WHAT IS REQUIRED. Pull out all lines from the listing below in which the word "xlabel" appears.

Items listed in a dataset
........

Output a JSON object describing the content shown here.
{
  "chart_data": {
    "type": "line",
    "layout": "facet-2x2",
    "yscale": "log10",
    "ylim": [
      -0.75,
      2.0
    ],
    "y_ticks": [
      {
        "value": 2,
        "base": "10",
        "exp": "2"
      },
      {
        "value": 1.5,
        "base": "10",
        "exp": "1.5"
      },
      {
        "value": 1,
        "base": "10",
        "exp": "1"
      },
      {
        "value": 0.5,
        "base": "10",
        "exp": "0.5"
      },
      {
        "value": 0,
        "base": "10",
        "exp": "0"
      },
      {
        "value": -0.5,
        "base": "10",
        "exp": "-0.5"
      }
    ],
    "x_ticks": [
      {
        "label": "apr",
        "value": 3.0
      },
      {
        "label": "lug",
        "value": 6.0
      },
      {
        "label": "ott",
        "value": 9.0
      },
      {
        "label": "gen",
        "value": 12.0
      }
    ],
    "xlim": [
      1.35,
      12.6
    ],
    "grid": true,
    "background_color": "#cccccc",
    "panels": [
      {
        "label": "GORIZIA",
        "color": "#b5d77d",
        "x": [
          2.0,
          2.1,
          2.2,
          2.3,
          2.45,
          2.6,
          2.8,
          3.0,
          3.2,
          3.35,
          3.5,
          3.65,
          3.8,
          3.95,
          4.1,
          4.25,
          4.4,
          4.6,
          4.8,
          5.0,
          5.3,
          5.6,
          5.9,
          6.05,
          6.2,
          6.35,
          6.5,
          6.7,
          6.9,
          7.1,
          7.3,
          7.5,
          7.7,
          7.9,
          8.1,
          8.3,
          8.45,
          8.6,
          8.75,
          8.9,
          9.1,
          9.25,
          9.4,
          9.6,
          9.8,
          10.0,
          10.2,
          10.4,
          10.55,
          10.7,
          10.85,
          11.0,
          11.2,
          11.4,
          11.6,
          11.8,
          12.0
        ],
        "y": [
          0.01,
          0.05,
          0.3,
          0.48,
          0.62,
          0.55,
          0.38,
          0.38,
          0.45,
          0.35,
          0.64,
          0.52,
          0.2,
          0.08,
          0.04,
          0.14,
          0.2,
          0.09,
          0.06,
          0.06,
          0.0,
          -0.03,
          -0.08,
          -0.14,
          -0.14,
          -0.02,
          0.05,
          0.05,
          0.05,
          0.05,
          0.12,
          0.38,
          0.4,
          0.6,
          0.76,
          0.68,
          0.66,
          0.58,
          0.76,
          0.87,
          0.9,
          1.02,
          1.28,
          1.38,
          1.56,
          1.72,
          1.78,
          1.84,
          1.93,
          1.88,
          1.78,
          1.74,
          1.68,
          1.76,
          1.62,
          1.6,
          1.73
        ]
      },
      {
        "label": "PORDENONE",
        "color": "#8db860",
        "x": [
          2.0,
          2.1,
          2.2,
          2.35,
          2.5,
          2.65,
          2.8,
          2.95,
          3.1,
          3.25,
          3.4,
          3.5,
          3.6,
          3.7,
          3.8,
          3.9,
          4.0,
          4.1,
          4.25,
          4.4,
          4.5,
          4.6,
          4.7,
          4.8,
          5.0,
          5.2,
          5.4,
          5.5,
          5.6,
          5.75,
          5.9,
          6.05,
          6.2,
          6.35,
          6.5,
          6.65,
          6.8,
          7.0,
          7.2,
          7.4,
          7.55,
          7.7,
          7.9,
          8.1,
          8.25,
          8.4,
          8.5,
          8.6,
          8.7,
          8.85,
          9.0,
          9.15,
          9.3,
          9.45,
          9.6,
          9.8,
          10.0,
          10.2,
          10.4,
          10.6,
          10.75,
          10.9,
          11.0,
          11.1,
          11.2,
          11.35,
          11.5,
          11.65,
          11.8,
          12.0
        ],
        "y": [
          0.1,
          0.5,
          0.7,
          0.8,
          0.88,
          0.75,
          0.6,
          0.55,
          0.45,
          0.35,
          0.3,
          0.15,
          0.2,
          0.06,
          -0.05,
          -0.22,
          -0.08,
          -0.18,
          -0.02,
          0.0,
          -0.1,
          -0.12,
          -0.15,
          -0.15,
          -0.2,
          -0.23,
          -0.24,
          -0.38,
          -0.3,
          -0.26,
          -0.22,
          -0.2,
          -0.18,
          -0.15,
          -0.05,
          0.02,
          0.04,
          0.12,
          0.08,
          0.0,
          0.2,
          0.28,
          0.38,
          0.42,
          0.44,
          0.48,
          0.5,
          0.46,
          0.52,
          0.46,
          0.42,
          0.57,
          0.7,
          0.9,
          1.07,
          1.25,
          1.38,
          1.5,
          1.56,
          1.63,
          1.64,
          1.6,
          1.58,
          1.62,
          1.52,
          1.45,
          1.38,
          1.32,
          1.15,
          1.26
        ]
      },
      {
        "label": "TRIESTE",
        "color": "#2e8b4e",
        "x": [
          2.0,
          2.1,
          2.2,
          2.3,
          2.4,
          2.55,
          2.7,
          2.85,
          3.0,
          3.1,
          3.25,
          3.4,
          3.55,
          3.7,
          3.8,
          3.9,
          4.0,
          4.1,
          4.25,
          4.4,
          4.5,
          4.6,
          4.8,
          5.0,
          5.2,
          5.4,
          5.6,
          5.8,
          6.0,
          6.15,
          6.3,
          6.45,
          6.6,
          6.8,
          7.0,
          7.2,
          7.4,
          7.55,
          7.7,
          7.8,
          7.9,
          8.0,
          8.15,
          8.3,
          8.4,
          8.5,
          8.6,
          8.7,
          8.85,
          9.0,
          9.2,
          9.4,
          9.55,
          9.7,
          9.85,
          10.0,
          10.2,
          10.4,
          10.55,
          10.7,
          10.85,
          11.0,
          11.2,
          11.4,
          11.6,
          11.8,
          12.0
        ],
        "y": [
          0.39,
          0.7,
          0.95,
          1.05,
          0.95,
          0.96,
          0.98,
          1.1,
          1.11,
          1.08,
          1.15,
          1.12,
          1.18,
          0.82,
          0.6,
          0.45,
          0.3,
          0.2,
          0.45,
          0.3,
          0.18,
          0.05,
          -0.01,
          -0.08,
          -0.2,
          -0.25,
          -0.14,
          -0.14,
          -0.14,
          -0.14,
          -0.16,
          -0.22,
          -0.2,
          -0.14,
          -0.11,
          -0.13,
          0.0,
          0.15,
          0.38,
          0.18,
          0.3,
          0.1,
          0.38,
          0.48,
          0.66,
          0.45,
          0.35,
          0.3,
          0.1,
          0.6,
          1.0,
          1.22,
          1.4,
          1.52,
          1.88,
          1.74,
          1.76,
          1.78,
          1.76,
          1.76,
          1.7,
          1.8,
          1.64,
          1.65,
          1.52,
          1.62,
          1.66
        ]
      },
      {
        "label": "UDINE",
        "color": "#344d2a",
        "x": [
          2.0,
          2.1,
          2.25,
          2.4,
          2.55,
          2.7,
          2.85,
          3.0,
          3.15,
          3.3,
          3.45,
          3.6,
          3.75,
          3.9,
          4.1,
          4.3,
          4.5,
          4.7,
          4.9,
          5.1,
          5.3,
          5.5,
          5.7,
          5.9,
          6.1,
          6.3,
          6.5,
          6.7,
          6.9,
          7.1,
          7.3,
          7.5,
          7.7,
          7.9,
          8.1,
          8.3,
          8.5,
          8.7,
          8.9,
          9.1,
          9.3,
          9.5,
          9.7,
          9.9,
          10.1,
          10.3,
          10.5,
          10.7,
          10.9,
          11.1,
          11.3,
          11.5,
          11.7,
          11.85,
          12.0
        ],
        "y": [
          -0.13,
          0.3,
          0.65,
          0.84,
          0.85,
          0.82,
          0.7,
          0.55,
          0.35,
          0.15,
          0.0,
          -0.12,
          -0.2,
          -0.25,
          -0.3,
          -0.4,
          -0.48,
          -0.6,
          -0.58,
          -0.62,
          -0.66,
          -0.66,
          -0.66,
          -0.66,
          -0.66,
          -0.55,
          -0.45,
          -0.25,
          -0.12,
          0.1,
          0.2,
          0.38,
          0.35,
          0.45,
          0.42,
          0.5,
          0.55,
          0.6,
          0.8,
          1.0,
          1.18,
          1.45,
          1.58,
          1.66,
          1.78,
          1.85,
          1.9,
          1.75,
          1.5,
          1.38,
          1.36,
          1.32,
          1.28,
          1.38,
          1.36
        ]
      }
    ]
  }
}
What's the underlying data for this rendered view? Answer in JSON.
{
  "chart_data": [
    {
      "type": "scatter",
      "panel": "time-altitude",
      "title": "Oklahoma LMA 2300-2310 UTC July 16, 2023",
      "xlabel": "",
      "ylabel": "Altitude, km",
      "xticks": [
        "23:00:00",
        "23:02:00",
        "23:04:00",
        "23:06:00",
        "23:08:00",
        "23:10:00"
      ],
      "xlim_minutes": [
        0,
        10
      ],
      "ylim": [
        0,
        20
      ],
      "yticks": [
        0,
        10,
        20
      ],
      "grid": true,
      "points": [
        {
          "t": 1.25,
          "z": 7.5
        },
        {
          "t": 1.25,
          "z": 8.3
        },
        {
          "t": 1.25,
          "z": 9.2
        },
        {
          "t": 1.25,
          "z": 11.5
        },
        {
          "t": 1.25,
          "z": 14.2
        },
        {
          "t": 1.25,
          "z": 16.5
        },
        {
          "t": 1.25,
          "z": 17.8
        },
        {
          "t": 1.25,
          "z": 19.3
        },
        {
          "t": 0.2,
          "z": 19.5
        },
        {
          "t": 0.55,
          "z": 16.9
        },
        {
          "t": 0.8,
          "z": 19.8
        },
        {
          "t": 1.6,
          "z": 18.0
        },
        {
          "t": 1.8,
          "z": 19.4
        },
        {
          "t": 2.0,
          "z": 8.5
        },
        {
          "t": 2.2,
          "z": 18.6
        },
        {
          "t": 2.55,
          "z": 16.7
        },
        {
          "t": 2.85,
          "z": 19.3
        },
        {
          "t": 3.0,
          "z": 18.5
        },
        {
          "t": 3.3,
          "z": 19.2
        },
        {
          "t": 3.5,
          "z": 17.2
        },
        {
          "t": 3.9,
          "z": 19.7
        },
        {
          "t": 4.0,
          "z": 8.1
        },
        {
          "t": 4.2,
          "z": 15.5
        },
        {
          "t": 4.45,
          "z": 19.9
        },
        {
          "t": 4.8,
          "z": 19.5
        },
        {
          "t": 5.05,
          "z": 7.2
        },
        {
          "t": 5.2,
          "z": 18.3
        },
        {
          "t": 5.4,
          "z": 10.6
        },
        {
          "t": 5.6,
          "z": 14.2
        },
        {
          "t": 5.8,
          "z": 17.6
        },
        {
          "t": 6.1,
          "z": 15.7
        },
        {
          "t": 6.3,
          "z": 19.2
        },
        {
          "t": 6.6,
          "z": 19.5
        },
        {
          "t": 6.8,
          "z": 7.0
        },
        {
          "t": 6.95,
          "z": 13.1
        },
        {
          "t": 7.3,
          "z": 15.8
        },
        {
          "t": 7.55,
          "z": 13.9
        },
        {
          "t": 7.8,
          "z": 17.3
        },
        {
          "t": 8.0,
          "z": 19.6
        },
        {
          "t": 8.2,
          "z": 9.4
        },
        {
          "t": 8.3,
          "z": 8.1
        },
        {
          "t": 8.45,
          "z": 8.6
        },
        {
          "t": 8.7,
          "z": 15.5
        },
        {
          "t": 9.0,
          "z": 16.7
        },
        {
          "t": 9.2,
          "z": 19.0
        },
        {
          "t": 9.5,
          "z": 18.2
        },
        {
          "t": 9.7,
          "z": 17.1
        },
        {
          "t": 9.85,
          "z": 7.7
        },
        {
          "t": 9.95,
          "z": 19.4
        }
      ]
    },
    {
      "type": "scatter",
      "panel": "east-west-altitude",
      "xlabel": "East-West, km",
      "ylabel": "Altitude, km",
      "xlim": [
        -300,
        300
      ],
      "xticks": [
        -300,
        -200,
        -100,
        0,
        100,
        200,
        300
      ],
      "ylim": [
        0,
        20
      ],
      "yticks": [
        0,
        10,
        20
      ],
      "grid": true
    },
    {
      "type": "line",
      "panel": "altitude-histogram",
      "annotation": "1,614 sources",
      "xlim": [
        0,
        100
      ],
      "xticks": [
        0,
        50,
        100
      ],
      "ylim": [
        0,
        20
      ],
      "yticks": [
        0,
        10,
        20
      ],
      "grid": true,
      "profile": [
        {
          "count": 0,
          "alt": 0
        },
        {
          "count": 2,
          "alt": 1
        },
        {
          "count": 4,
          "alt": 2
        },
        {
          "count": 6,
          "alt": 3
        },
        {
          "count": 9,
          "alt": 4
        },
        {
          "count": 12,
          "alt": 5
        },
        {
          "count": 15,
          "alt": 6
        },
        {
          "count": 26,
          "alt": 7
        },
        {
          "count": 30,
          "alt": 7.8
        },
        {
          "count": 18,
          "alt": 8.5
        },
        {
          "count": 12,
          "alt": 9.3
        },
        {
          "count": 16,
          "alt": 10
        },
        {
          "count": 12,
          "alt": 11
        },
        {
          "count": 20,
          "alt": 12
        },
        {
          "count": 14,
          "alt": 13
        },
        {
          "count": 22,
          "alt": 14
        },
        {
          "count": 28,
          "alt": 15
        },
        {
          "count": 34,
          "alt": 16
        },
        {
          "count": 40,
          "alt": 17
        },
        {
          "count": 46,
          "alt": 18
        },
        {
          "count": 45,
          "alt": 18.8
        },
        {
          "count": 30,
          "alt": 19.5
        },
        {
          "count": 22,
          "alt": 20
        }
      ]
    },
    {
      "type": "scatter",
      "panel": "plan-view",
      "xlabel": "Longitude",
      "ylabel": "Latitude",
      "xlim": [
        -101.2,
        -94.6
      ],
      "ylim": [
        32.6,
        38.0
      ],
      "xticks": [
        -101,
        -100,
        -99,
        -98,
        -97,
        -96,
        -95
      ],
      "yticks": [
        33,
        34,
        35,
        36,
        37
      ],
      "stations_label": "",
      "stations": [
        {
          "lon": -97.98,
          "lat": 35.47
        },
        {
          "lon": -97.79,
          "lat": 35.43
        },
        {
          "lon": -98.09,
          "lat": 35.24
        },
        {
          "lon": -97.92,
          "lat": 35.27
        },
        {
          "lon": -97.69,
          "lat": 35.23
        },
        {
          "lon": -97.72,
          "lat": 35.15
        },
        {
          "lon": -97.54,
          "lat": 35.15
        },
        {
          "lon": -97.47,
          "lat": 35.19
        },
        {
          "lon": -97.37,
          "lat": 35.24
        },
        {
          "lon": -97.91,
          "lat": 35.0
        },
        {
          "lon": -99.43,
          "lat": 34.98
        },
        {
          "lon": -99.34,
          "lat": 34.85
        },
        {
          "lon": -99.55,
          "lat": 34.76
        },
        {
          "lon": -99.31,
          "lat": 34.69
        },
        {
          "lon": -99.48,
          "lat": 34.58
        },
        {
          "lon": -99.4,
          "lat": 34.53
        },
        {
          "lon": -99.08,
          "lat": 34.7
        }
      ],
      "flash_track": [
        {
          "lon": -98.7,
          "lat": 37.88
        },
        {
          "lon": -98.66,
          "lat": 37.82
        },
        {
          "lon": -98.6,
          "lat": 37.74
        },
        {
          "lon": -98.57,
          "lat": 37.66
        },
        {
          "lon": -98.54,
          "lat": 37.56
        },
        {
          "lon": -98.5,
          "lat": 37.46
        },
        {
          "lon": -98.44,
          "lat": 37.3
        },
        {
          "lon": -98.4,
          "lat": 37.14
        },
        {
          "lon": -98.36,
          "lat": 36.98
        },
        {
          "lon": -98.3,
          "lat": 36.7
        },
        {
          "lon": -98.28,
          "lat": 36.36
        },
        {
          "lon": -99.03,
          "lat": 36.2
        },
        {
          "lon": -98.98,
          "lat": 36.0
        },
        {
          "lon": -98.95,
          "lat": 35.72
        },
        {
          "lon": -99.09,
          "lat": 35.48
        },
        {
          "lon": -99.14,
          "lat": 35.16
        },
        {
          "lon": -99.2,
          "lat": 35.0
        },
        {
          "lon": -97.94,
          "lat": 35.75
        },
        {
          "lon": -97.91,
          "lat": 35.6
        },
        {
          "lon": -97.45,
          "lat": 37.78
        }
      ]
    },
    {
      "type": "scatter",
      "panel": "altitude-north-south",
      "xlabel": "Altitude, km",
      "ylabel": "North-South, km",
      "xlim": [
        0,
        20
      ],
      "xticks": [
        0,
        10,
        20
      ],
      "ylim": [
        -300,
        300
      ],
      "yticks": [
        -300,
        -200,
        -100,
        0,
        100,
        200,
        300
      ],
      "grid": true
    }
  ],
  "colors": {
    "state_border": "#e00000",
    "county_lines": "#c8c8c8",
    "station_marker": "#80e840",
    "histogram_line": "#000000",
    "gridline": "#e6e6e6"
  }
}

........

THE COMPLETED TASK.
      "xlabel": "",
      "xlabel": "East-West, km",
      "xlabel": "Longitude",
      "xlabel": "Altitude, km",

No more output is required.